Supplied material:
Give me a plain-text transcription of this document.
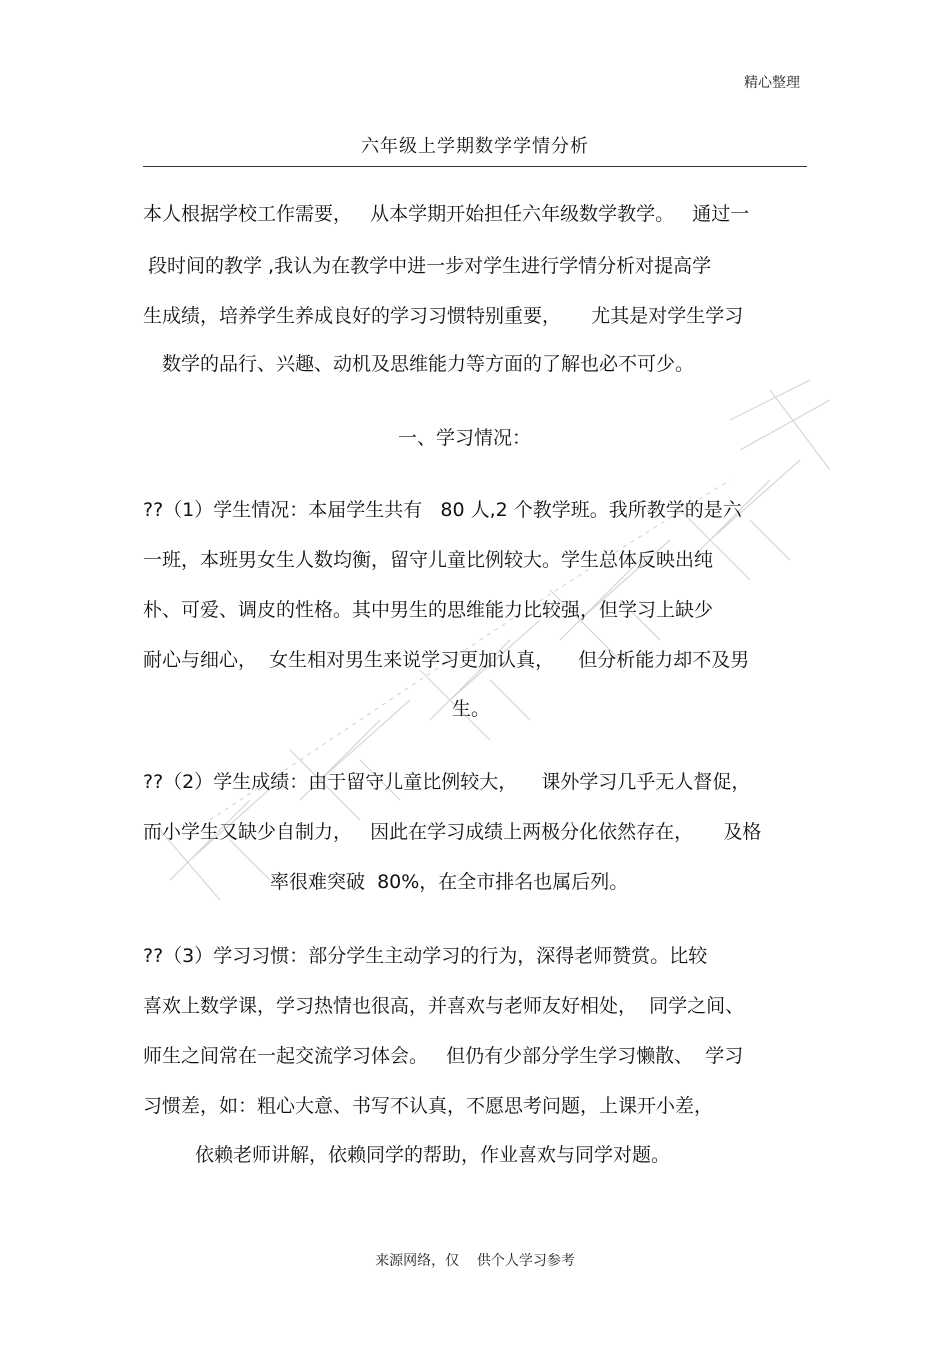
精心整理
六年级上学期数学学情分析
本人根据学校工作需要，   从本学期开始担任六年级数学教学。   通过一
段时间的教学 ,我认为在教学中进一步对学生进行学情分析对提高学
生成绩，培养学生养成良好的学习习惯特别重要，     尤其是对学生学习
数学的品行、兴趣、动机及思维能力等方面的了解也必不可少。
一、学习情况：
??（1）学生情况：本届学生共有   80 人,2 个教学班。我所教学的是六
一班，本班男女生人数均衡，留守儿童比例较大。学生总体反映出纯
朴、可爱、调皮的性格。其中男生的思维能力比较强，但学习上缺少
耐心与细心，  女生相对男生来说学习更加认真，    但分析能力却不及男
生。
??（2）学生成绩：由于留守儿童比例较大，    课外学习几乎无人督促，
而小学生又缺少自制力，   因此在学习成绩上两极分化依然存在，     及格
率很难突破  80%，在全市排名也属后列。
??（3）学习习惯：部分学生主动学习的行为，深得老师赞赏。比较
喜欢上数学课，学习热情也很高，并喜欢与老师友好相处，  同学之间、
师生之间常在一起交流学习体会。   但仍有少部分学生学习懒散、  学习
习惯差，如：粗心大意、书写不认真，不愿思考问题，上课开小差，
依赖老师讲解，依赖同学的帮助，作业喜欢与同学对题。
来源网络，仅    供个人学习参考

The exercise:
Copy the listing in full and without alteration, omitting every picture.

Task output:
Give me a plain-text transcription of this document.
精心整理
六年级上学期数学学情分析
本人根据学校工作需要，   从本学期开始担任六年级数学教学。   通过一
段时间的教学 ,我认为在教学中进一步对学生进行学情分析对提高学
生成绩，培养学生养成良好的学习习惯特别重要，     尤其是对学生学习
数学的品行、兴趣、动机及思维能力等方面的了解也必不可少。
一、学习情况：
??（1）学生情况：本届学生共有   80 人,2 个教学班。我所教学的是六
一班，本班男女生人数均衡，留守儿童比例较大。学生总体反映出纯
朴、可爱、调皮的性格。其中男生的思维能力比较强，但学习上缺少
耐心与细心，  女生相对男生来说学习更加认真，    但分析能力却不及男
生。
??（2）学生成绩：由于留守儿童比例较大，    课外学习几乎无人督促，
而小学生又缺少自制力，   因此在学习成绩上两极分化依然存在，     及格
率很难突破  80%，在全市排名也属后列。
??（3）学习习惯：部分学生主动学习的行为，深得老师赞赏。比较
喜欢上数学课，学习热情也很高，并喜欢与老师友好相处，  同学之间、
师生之间常在一起交流学习体会。   但仍有少部分学生学习懒散、  学习
习惯差，如：粗心大意、书写不认真，不愿思考问题，上课开小差，
依赖老师讲解，依赖同学的帮助，作业喜欢与同学对题。
来源网络，仅    供个人学习参考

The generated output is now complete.